Stored dataset items:
----

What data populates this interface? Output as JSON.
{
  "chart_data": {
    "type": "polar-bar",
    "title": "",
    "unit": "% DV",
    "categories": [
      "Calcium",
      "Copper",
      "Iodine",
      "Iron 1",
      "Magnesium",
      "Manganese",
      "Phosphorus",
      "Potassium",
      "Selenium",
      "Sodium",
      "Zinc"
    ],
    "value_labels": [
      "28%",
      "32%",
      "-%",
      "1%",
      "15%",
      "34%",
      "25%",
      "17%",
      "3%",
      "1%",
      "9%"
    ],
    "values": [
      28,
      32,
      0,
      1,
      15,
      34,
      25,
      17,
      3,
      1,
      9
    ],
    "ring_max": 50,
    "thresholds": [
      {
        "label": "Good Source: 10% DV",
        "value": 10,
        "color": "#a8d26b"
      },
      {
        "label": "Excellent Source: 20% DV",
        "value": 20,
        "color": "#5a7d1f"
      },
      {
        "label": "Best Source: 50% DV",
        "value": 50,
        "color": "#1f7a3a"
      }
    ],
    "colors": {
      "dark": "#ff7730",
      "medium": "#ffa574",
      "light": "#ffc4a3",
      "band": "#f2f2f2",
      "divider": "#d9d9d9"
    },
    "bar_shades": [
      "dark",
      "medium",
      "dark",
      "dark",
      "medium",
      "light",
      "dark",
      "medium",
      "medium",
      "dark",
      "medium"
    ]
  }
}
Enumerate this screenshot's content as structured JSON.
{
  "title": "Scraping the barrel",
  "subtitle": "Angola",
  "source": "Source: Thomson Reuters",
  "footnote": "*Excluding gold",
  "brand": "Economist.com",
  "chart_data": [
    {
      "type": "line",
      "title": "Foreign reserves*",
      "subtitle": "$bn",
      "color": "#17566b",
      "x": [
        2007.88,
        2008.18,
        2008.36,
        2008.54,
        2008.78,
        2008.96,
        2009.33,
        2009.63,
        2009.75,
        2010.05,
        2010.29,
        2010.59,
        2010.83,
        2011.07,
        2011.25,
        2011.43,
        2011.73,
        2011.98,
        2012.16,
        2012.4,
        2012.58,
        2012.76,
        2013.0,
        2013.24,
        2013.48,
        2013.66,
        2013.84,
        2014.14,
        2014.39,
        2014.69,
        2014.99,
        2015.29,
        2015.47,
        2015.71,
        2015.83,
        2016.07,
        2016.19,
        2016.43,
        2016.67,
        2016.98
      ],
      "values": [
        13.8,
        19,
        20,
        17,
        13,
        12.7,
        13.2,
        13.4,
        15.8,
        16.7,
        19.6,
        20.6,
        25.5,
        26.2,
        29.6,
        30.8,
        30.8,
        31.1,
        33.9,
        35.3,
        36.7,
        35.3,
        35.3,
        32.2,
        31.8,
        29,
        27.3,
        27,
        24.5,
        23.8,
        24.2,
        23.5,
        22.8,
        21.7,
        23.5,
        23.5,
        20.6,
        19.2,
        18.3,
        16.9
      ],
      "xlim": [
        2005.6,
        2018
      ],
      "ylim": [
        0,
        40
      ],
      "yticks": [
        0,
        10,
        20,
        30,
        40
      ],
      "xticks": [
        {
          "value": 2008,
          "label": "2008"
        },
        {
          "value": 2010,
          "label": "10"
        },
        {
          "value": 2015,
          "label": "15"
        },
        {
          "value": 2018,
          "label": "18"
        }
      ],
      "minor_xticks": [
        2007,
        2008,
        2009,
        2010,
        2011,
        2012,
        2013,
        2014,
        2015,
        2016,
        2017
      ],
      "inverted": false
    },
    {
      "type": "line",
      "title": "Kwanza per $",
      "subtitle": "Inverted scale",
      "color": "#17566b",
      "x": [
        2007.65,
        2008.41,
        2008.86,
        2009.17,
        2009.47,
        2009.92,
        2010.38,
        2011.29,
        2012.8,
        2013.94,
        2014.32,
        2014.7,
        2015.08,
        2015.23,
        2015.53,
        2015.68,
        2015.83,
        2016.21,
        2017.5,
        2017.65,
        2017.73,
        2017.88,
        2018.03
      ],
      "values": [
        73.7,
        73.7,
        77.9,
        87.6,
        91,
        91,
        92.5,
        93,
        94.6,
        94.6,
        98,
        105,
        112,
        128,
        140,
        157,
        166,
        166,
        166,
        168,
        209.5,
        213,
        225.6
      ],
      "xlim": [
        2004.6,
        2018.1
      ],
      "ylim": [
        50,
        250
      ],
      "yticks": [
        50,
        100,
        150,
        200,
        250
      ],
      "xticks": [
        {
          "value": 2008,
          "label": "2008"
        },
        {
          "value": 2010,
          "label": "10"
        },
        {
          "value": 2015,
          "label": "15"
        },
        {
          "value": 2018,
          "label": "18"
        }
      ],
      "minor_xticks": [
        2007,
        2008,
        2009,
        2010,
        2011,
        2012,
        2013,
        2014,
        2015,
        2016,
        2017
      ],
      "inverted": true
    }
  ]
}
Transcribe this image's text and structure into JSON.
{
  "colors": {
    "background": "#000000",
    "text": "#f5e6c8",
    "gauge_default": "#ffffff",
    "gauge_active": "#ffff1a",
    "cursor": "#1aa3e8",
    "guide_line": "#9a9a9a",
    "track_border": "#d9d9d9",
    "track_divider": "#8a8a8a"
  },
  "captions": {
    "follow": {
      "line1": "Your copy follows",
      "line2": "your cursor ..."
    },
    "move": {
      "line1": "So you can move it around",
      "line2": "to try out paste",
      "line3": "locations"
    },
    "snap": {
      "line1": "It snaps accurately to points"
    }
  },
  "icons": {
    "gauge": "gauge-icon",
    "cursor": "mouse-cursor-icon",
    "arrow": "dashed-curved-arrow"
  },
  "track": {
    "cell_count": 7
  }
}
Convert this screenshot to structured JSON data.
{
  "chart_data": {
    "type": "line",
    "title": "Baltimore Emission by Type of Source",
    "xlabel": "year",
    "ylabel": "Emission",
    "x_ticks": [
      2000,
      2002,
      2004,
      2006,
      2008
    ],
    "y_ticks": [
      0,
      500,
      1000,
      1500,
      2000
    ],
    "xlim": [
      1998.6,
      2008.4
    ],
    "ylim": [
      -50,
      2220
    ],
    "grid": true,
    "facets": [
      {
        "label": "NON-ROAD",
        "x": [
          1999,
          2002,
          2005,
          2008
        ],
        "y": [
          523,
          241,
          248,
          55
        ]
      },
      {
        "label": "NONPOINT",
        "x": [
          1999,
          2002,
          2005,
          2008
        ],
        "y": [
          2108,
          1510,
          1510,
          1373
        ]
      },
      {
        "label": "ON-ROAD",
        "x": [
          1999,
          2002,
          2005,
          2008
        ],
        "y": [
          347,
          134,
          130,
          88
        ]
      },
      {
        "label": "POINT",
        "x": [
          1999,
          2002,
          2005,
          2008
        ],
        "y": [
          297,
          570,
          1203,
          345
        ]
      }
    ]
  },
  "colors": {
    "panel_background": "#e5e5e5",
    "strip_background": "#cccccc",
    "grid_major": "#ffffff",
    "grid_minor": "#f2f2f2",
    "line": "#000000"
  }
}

----

PROBLEM DESCRIPTION -
Give back all the records exactly as they stand.

SOLUTION FOR THIS TASK -
What data populates this interface? Output as JSON.
{
  "chart_data": {
    "type": "polar-bar",
    "title": "",
    "unit": "% DV",
    "categories": [
      "Calcium",
      "Copper",
      "Iodine",
      "Iron 1",
      "Magnesium",
      "Manganese",
      "Phosphorus",
      "Potassium",
      "Selenium",
      "Sodium",
      "Zinc"
    ],
    "value_labels": [
      "28%",
      "32%",
      "-%",
      "1%",
      "15%",
      "34%",
      "25%",
      "17%",
      "3%",
      "1%",
      "9%"
    ],
    "values": [
      28,
      32,
      0,
      1,
      15,
      34,
      25,
      17,
      3,
      1,
      9
    ],
    "ring_max": 50,
    "thresholds": [
      {
        "label": "Good Source: 10% DV",
        "value": 10,
        "color": "#a8d26b"
      },
      {
        "label": "Excellent Source: 20% DV",
        "value": 20,
        "color": "#5a7d1f"
      },
      {
        "label": "Best Source: 50% DV",
        "value": 50,
        "color": "#1f7a3a"
      }
    ],
    "colors": {
      "dark": "#ff7730",
      "medium": "#ffa574",
      "light": "#ffc4a3",
      "band": "#f2f2f2",
      "divider": "#d9d9d9"
    },
    "bar_shades": [
      "dark",
      "medium",
      "dark",
      "dark",
      "medium",
      "light",
      "dark",
      "medium",
      "medium",
      "dark",
      "medium"
    ]
  }
}
Enumerate this screenshot's content as structured JSON.
{
  "title": "Scraping the barrel",
  "subtitle": "Angola",
  "source": "Source: Thomson Reuters",
  "footnote": "*Excluding gold",
  "brand": "Economist.com",
  "chart_data": [
    {
      "type": "line",
      "title": "Foreign reserves*",
      "subtitle": "$bn",
      "color": "#17566b",
      "x": [
        2007.88,
        2008.18,
        2008.36,
        2008.54,
        2008.78,
        2008.96,
        2009.33,
        2009.63,
        2009.75,
        2010.05,
        2010.29,
        2010.59,
        2010.83,
        2011.07,
        2011.25,
        2011.43,
        2011.73,
        2011.98,
        2012.16,
        2012.4,
        2012.58,
        2012.76,
        2013.0,
        2013.24,
        2013.48,
        2013.66,
        2013.84,
        2014.14,
        2014.39,
        2014.69,
        2014.99,
        2015.29,
        2015.47,
        2015.71,
        2015.83,
        2016.07,
        2016.19,
        2016.43,
        2016.67,
        2016.98
      ],
      "values": [
        13.8,
        19,
        20,
        17,
        13,
        12.7,
        13.2,
        13.4,
        15.8,
        16.7,
        19.6,
        20.6,
        25.5,
        26.2,
        29.6,
        30.8,
        30.8,
        31.1,
        33.9,
        35.3,
        36.7,
        35.3,
        35.3,
        32.2,
        31.8,
        29,
        27.3,
        27,
        24.5,
        23.8,
        24.2,
        23.5,
        22.8,
        21.7,
        23.5,
        23.5,
        20.6,
        19.2,
        18.3,
        16.9
      ],
      "xlim": [
        2005.6,
        2018
      ],
      "ylim": [
        0,
        40
      ],
      "yticks": [
        0,
        10,
        20,
        30,
        40
      ],
      "xticks": [
        {
          "value": 2008,
          "label": "2008"
        },
        {
          "value": 2010,
          "label": "10"
        },
        {
          "value": 2015,
          "label": "15"
        },
        {
          "value": 2018,
          "label": "18"
        }
      ],
      "minor_xticks": [
        2007,
        2008,
        2009,
        2010,
        2011,
        2012,
        2013,
        2014,
        2015,
        2016,
        2017
      ],
      "inverted": false
    },
    {
      "type": "line",
      "title": "Kwanza per $",
      "subtitle": "Inverted scale",
      "color": "#17566b",
      "x": [
        2007.65,
        2008.41,
        2008.86,
        2009.17,
        2009.47,
        2009.92,
        2010.38,
        2011.29,
        2012.8,
        2013.94,
        2014.32,
        2014.7,
        2015.08,
        2015.23,
        2015.53,
        2015.68,
        2015.83,
        2016.21,
        2017.5,
        2017.65,
        2017.73,
        2017.88,
        2018.03
      ],
      "values": [
        73.7,
        73.7,
        77.9,
        87.6,
        91,
        91,
        92.5,
        93,
        94.6,
        94.6,
        98,
        105,
        112,
        128,
        140,
        157,
        166,
        166,
        166,
        168,
        209.5,
        213,
        225.6
      ],
      "xlim": [
        2004.6,
        2018.1
      ],
      "ylim": [
        50,
        250
      ],
      "yticks": [
        50,
        100,
        150,
        200,
        250
      ],
      "xticks": [
        {
          "value": 2008,
          "label": "2008"
        },
        {
          "value": 2010,
          "label": "10"
        },
        {
          "value": 2015,
          "label": "15"
        },
        {
          "value": 2018,
          "label": "18"
        }
      ],
      "minor_xticks": [
        2007,
        2008,
        2009,
        2010,
        2011,
        2012,
        2013,
        2014,
        2015,
        2016,
        2017
      ],
      "inverted": true
    }
  ]
}
Transcribe this image's text and structure into JSON.
{
  "colors": {
    "background": "#000000",
    "text": "#f5e6c8",
    "gauge_default": "#ffffff",
    "gauge_active": "#ffff1a",
    "cursor": "#1aa3e8",
    "guide_line": "#9a9a9a",
    "track_border": "#d9d9d9",
    "track_divider": "#8a8a8a"
  },
  "captions": {
    "follow": {
      "line1": "Your copy follows",
      "line2": "your cursor ..."
    },
    "move": {
      "line1": "So you can move it around",
      "line2": "to try out paste",
      "line3": "locations"
    },
    "snap": {
      "line1": "It snaps accurately to points"
    }
  },
  "icons": {
    "gauge": "gauge-icon",
    "cursor": "mouse-cursor-icon",
    "arrow": "dashed-curved-arrow"
  },
  "track": {
    "cell_count": 7
  }
}
Convert this screenshot to structured JSON data.
{
  "chart_data": {
    "type": "line",
    "title": "Baltimore Emission by Type of Source",
    "xlabel": "year",
    "ylabel": "Emission",
    "x_ticks": [
      2000,
      2002,
      2004,
      2006,
      2008
    ],
    "y_ticks": [
      0,
      500,
      1000,
      1500,
      2000
    ],
    "xlim": [
      1998.6,
      2008.4
    ],
    "ylim": [
      -50,
      2220
    ],
    "grid": true,
    "facets": [
      {
        "label": "NON-ROAD",
        "x": [
          1999,
          2002,
          2005,
          2008
        ],
        "y": [
          523,
          241,
          248,
          55
        ]
      },
      {
        "label": "NONPOINT",
        "x": [
          1999,
          2002,
          2005,
          2008
        ],
        "y": [
          2108,
          1510,
          1510,
          1373
        ]
      },
      {
        "label": "ON-ROAD",
        "x": [
          1999,
          2002,
          2005,
          2008
        ],
        "y": [
          347,
          134,
          130,
          88
        ]
      },
      {
        "label": "POINT",
        "x": [
          1999,
          2002,
          2005,
          2008
        ],
        "y": [
          297,
          570,
          1203,
          345
        ]
      }
    ]
  },
  "colors": {
    "panel_background": "#e5e5e5",
    "strip_background": "#cccccc",
    "grid_major": "#ffffff",
    "grid_minor": "#f2f2f2",
    "line": "#000000"
  }
}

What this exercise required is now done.